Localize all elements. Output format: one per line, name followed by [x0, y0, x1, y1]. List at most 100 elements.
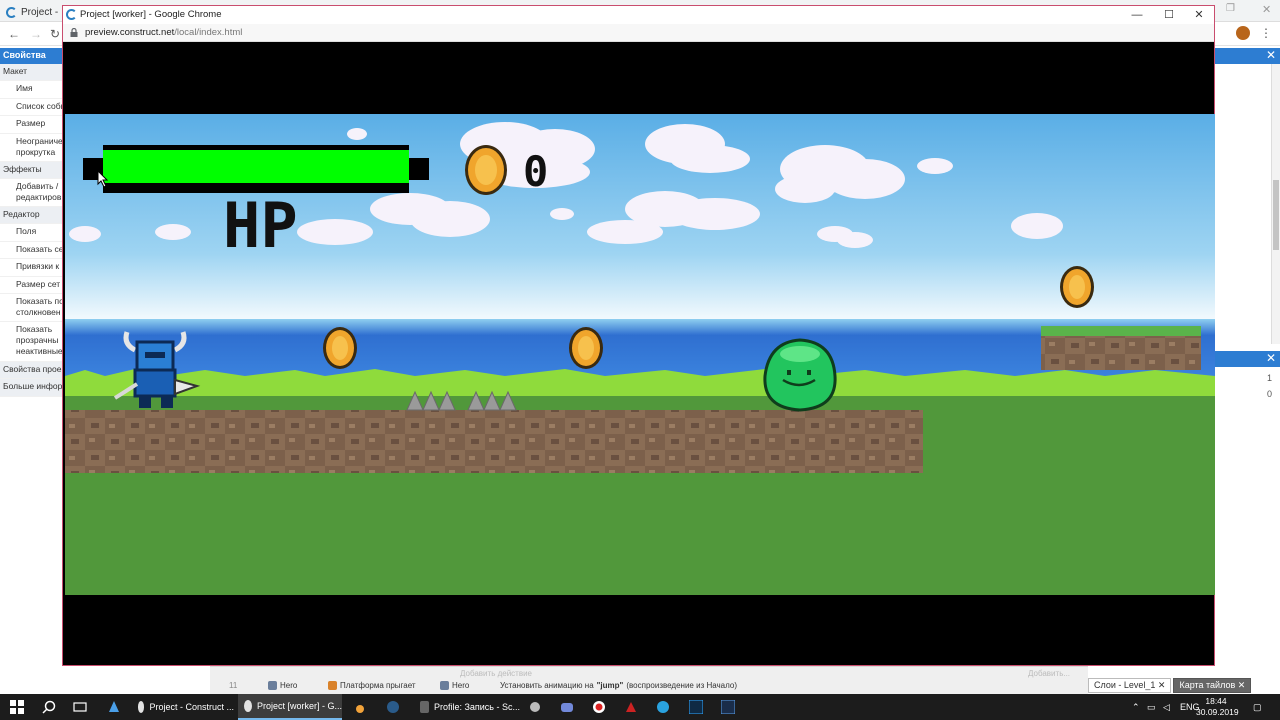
- taskbar-item-construct[interactable]: Project - Construct ...: [132, 694, 234, 720]
- properties-list: Макет Имя Список собы Размер Неограничен про…: [0, 64, 65, 397]
- property-row[interactable]: Показать прозрачны неактивные: [0, 322, 65, 362]
- tray-expand-icon[interactable]: ⌃: [1132, 694, 1140, 720]
- property-category[interactable]: Свойства прое: [0, 361, 65, 380]
- lock-icon: [70, 28, 78, 37]
- profile-avatar-icon[interactable]: [1236, 26, 1250, 40]
- right-panel-scrollbar[interactable]: [1271, 64, 1280, 344]
- background-tab-title: Project -: [21, 6, 59, 18]
- windows-taskbar: Project - Construct ... Project [worker]…: [0, 694, 1280, 720]
- event-action-object-hero[interactable]: Hero: [440, 681, 469, 690]
- hero-icon: [440, 681, 449, 690]
- back-arrow-icon[interactable]: ←: [8, 27, 20, 41]
- notifications-icon[interactable]: ▢: [1253, 694, 1262, 720]
- event-row-number: 11: [229, 681, 238, 690]
- telegram-icon[interactable]: [656, 700, 670, 714]
- search-icon[interactable]: [42, 700, 56, 714]
- chrome-icon: [138, 701, 145, 713]
- layers-panel-header: ✕: [1215, 351, 1280, 367]
- app-icon[interactable]: [353, 700, 367, 714]
- task-view-icon[interactable]: [73, 700, 87, 714]
- properties-panel-header: Свойства: [0, 48, 65, 64]
- steam-icon[interactable]: [386, 700, 400, 714]
- floating-platform-grass: [1041, 326, 1201, 336]
- layer-value: 0: [1266, 389, 1272, 399]
- game-canvas[interactable]: HP 0: [65, 114, 1215, 595]
- taskbar-item-profile[interactable]: Profile: Запись - Sc...: [414, 694, 520, 720]
- photoshop-icon[interactable]: [689, 700, 703, 714]
- add-action-link[interactable]: Добавить действие: [460, 669, 532, 678]
- pinned-app-icon[interactable]: [107, 700, 121, 714]
- windows-icon[interactable]: [10, 700, 24, 714]
- slime-enemy: [763, 338, 837, 412]
- cloud: [69, 226, 101, 242]
- clock[interactable]: 18:44 30.09.2019: [1196, 696, 1239, 718]
- construct-logo-icon: [66, 9, 77, 20]
- reload-icon[interactable]: ↻: [50, 27, 60, 41]
- vegas-icon[interactable]: [721, 700, 735, 714]
- network-icon[interactable]: ▭: [1147, 694, 1156, 720]
- close-icon[interactable]: ✕: [1266, 351, 1276, 365]
- property-category[interactable]: Больше инфор: [0, 379, 65, 397]
- chrome-icon: [244, 700, 252, 712]
- clock-time: 18:44: [1205, 696, 1227, 706]
- property-row[interactable]: Поля: [0, 224, 65, 242]
- more-menu-icon[interactable]: ⋮: [1260, 26, 1272, 40]
- cloud: [155, 224, 191, 240]
- property-row[interactable]: Привязки к: [0, 259, 65, 277]
- tab-layers[interactable]: Слои - Level_1 ✕: [1088, 678, 1172, 693]
- property-category[interactable]: Макет: [0, 64, 65, 82]
- background-browser-tab[interactable]: Project -: [6, 3, 58, 21]
- property-row[interactable]: Показать се: [0, 242, 65, 260]
- taskbar-item-preview[interactable]: Project [worker] - G...: [238, 694, 342, 720]
- discord-icon[interactable]: [560, 700, 574, 714]
- coin-hud-icon: [465, 145, 507, 195]
- app-icon[interactable]: [528, 700, 542, 714]
- preview-address-bar[interactable]: preview.construct.net/local/index.html: [63, 24, 1214, 42]
- close-icon[interactable]: ✕: [1266, 48, 1276, 62]
- layer-value: 1: [1266, 373, 1272, 383]
- right-panel-header: ✕: [1215, 48, 1280, 64]
- property-row[interactable]: Размер сет: [0, 277, 65, 294]
- property-row[interactable]: Имя: [0, 81, 65, 99]
- preview-window-titlebar[interactable]: Project [worker] - Google Chrome — ☐ ✕: [63, 6, 1214, 24]
- cloud: [347, 128, 367, 140]
- minimize-button[interactable]: —: [1122, 7, 1152, 23]
- property-row[interactable]: Показать по столкновен: [0, 294, 65, 322]
- restore-icon[interactable]: ❐: [1226, 3, 1235, 14]
- game-scene[interactable]: HP 0: [65, 114, 1215, 595]
- platform-behavior-icon: [328, 681, 337, 690]
- add-link[interactable]: Добавить...: [1028, 669, 1070, 678]
- clock-date: 30.09.2019: [1196, 707, 1239, 717]
- event-action-text[interactable]: Установить анимацию на "jump" (воспроизв…: [500, 681, 737, 690]
- hero-icon: [268, 681, 277, 690]
- event-condition-platform[interactable]: Платформа прыгает: [328, 681, 416, 690]
- construct-logo-icon: [6, 6, 17, 18]
- preview-window: Project [worker] - Google Chrome — ☐ ✕ p…: [62, 5, 1215, 666]
- close-icon[interactable]: ✕: [1262, 3, 1271, 16]
- forward-arrow-icon[interactable]: →: [30, 27, 42, 41]
- volume-icon[interactable]: ◁: [1163, 694, 1170, 720]
- dirt-platform: [65, 410, 923, 473]
- preview-url[interactable]: preview.construct.net/local/index.html: [85, 27, 242, 38]
- property-category[interactable]: Редактор: [0, 206, 65, 225]
- preview-window-title: Project [worker] - Google Chrome: [80, 9, 222, 20]
- hp-bar-fill: [103, 150, 409, 183]
- property-category[interactable]: Эффекты: [0, 161, 65, 179]
- coin-counter: 0: [523, 147, 548, 196]
- hp-bar: [83, 145, 429, 193]
- app-icon[interactable]: [624, 700, 638, 714]
- maximize-button[interactable]: ☐: [1154, 7, 1184, 23]
- tab-tilemap[interactable]: Карта тайлов ✕: [1173, 678, 1252, 693]
- hp-label: HP: [223, 189, 298, 262]
- screen: Project - ❐ ✕ ← → ↻ ⋮ Свойства Макет Имя С…: [0, 0, 1280, 720]
- property-row[interactable]: Добавить / редактиров: [0, 179, 65, 207]
- close-button[interactable]: ✕: [1184, 7, 1214, 23]
- scrollbar-thumb[interactable]: [1273, 180, 1279, 250]
- coin: [1060, 266, 1094, 308]
- property-row[interactable]: Размер: [0, 116, 65, 134]
- property-row[interactable]: Неограничен прокрутка: [0, 134, 65, 162]
- bottom-panel-tabs: Слои - Level_1 ✕ Карта тайлов ✕: [1088, 678, 1252, 693]
- property-row[interactable]: Список собы: [0, 99, 65, 117]
- record-icon[interactable]: [592, 700, 606, 714]
- event-object-hero[interactable]: Hero: [268, 681, 297, 690]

**What is needed:**
Copy the lines word for word, starting with the line containing "- taskbar-item-construct[interactable]: Project" and ending with the line containing "- profile-avatar-icon[interactable]: [1236, 26, 1250, 40]", both included.

**Solution to this exercise:**
- taskbar-item-construct[interactable]: Project - Construct ...: [132, 694, 234, 720]
- properties-list: Макет Имя Список собы Размер Неограничен про…: [0, 64, 65, 397]
- property-row[interactable]: Показать прозрачны неактивные: [0, 322, 65, 362]
- tray-expand-icon[interactable]: ⌃: [1132, 694, 1140, 720]
- property-category[interactable]: Свойства прое: [0, 361, 65, 380]
- lock-icon: [70, 28, 78, 37]
- profile-avatar-icon[interactable]: [1236, 26, 1250, 40]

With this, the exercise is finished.